(Recorded data)
=-=-=-=-=
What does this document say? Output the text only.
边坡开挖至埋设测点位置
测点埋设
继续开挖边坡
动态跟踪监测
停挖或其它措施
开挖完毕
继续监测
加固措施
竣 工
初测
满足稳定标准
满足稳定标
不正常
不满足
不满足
=-=-=-=-=
Each record must be repeated exactly as it is.

* Written response
What does this document say? Output the text only.
边坡开挖至埋设测点位置
测点埋设
继续开挖边坡
动态跟踪监测
停挖或其它措施
开挖完毕
继续监测
加固措施
竣 工
初测
满足稳定标准
满足稳定标
不正常
不满足
不满足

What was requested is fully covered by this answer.